[START OF Records to process]

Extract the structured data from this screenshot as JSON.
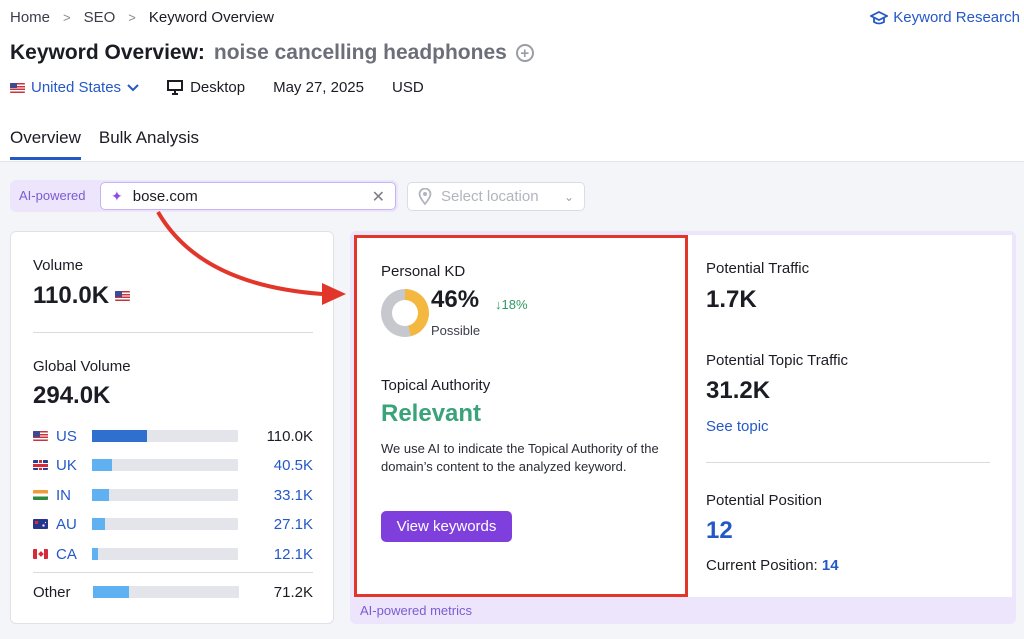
{
  "breadcrumb": {
    "home": "Home",
    "seo": "SEO",
    "current": "Keyword Overview",
    "separator": ">"
  },
  "keyword_research_link": "Keyword Research",
  "title": {
    "prefix": "Keyword Overview:",
    "keyword": "noise cancelling headphones",
    "add_icon": "+"
  },
  "meta": {
    "country": "United States",
    "device": "Desktop",
    "date": "May 27, 2025",
    "currency": "USD"
  },
  "tabs": [
    {
      "label": "Overview",
      "active": true
    },
    {
      "label": "Bulk Analysis",
      "active": false
    }
  ],
  "ai_bar": {
    "tag": "AI-powered",
    "domain_value": "bose.com",
    "location_placeholder": "Select location"
  },
  "volume": {
    "label": "Volume",
    "value": "110.0K",
    "global_label": "Global Volume",
    "global_value": "294.0K",
    "countries": [
      {
        "code": "US",
        "value": "110.0K",
        "share": 0.375
      },
      {
        "code": "UK",
        "value": "40.5K",
        "share": 0.14
      },
      {
        "code": "IN",
        "value": "33.1K",
        "share": 0.115
      },
      {
        "code": "AU",
        "value": "27.1K",
        "share": 0.09
      },
      {
        "code": "CA",
        "value": "12.1K",
        "share": 0.04
      }
    ],
    "other": {
      "label": "Other",
      "value": "71.2K",
      "share": 0.245
    }
  },
  "personal_kd": {
    "label": "Personal KD",
    "value": "46%",
    "trend": "↓18%",
    "level": "Possible",
    "percent": 46
  },
  "topical_authority": {
    "label": "Topical Authority",
    "value": "Relevant",
    "description": "We use AI to indicate the Topical Authority of the domain’s content to the analyzed keyword.",
    "button": "View keywords"
  },
  "traffic": {
    "potential_traffic_label": "Potential Traffic",
    "potential_traffic_value": "1.7K",
    "topic_traffic_label": "Potential Topic Traffic",
    "topic_traffic_value": "31.2K",
    "see_topic": "See topic",
    "position_label": "Potential Position",
    "position_value": "12",
    "current_position_label": "Current Position:",
    "current_position_value": "14"
  },
  "ai_footer": "AI-powered metrics",
  "colors": {
    "accent": "#2458c7",
    "purple": "#7e3fdc",
    "highlight": "#e2362a",
    "relevant": "#3aa37a"
  }
}
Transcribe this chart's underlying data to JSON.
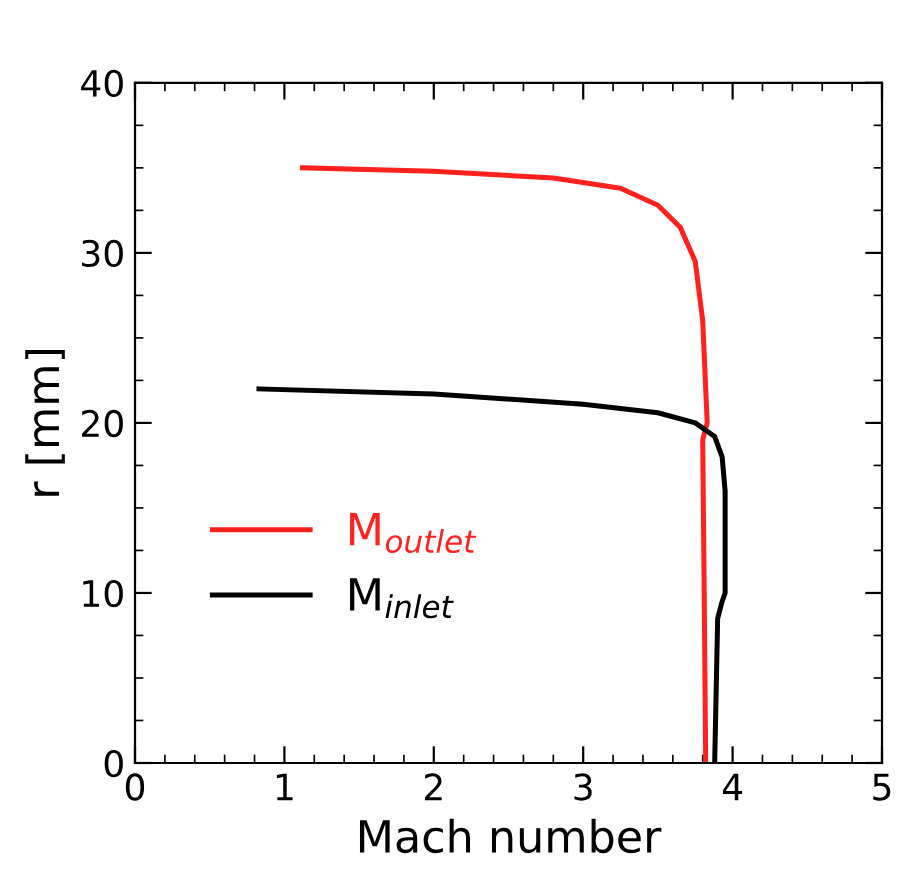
{
  "chart_data": {
    "type": "line",
    "xlabel": "Mach number",
    "ylabel": "r [mm]",
    "xlim": [
      0,
      5
    ],
    "ylim": [
      0,
      40
    ],
    "xticks": [
      0,
      {
        "value": 0.2,
        "label": null
      },
      {
        "value": 0.4,
        "label": null
      },
      {
        "value": 0.6,
        "label": null
      },
      {
        "value": 0.8,
        "label": null
      },
      1,
      {
        "value": 1.2,
        "label": null
      },
      {
        "value": 1.4,
        "label": null
      },
      {
        "value": 1.6,
        "label": null
      },
      {
        "value": 1.8,
        "label": null
      },
      2,
      {
        "value": 2.2,
        "label": null
      },
      {
        "value": 2.4,
        "label": null
      },
      {
        "value": 2.6,
        "label": null
      },
      {
        "value": 2.8,
        "label": null
      },
      3,
      {
        "value": 3.2,
        "label": null
      },
      {
        "value": 3.4,
        "label": null
      },
      {
        "value": 3.6,
        "label": null
      },
      {
        "value": 3.8,
        "label": null
      },
      4,
      {
        "value": 4.2,
        "label": null
      },
      {
        "value": 4.4,
        "label": null
      },
      {
        "value": 4.6,
        "label": null
      },
      {
        "value": 4.8,
        "label": null
      },
      5
    ],
    "yticks": [
      0,
      {
        "value": 2.5,
        "label": null
      },
      {
        "value": 5,
        "label": null
      },
      {
        "value": 7.5,
        "label": null
      },
      10,
      {
        "value": 12.5,
        "label": null
      },
      {
        "value": 15,
        "label": null
      },
      {
        "value": 17.5,
        "label": null
      },
      20,
      {
        "value": 22.5,
        "label": null
      },
      {
        "value": 25,
        "label": null
      },
      {
        "value": 27.5,
        "label": null
      },
      30,
      {
        "value": 32.5,
        "label": null
      },
      {
        "value": 35,
        "label": null
      },
      {
        "value": 37.5,
        "label": null
      },
      40
    ],
    "legend": "left",
    "grid": false,
    "marker": "none",
    "line_style": "solid",
    "series": [
      {
        "name": "M$_{outlet}$",
        "color": "#ff2020",
        "x": [
          1.12,
          2.0,
          2.8,
          3.25,
          3.5,
          3.65,
          3.75,
          3.8,
          3.83,
          3.8,
          3.81,
          3.82
        ],
        "values": [
          35,
          34.8,
          34.4,
          33.8,
          32.8,
          31.5,
          29.5,
          26,
          20,
          19,
          10,
          0
        ]
      },
      {
        "name": "M$_{inlet}$",
        "color": "#000000",
        "x": [
          0.83,
          2.0,
          3.0,
          3.5,
          3.75,
          3.88,
          3.93,
          3.95,
          3.95,
          3.93,
          3.9,
          3.88
        ],
        "values": [
          22,
          21.7,
          21.1,
          20.6,
          20,
          19.2,
          18,
          16,
          10,
          9.5,
          8.5,
          0
        ]
      }
    ]
  }
}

[END OF Records to process]

- [What needs to be done]
From the data above, gather every line that includes the word "JSON".

- [Response below]
Extract the structured data from this screenshot as JSON.
Transcribe this chart's underlying data to JSON.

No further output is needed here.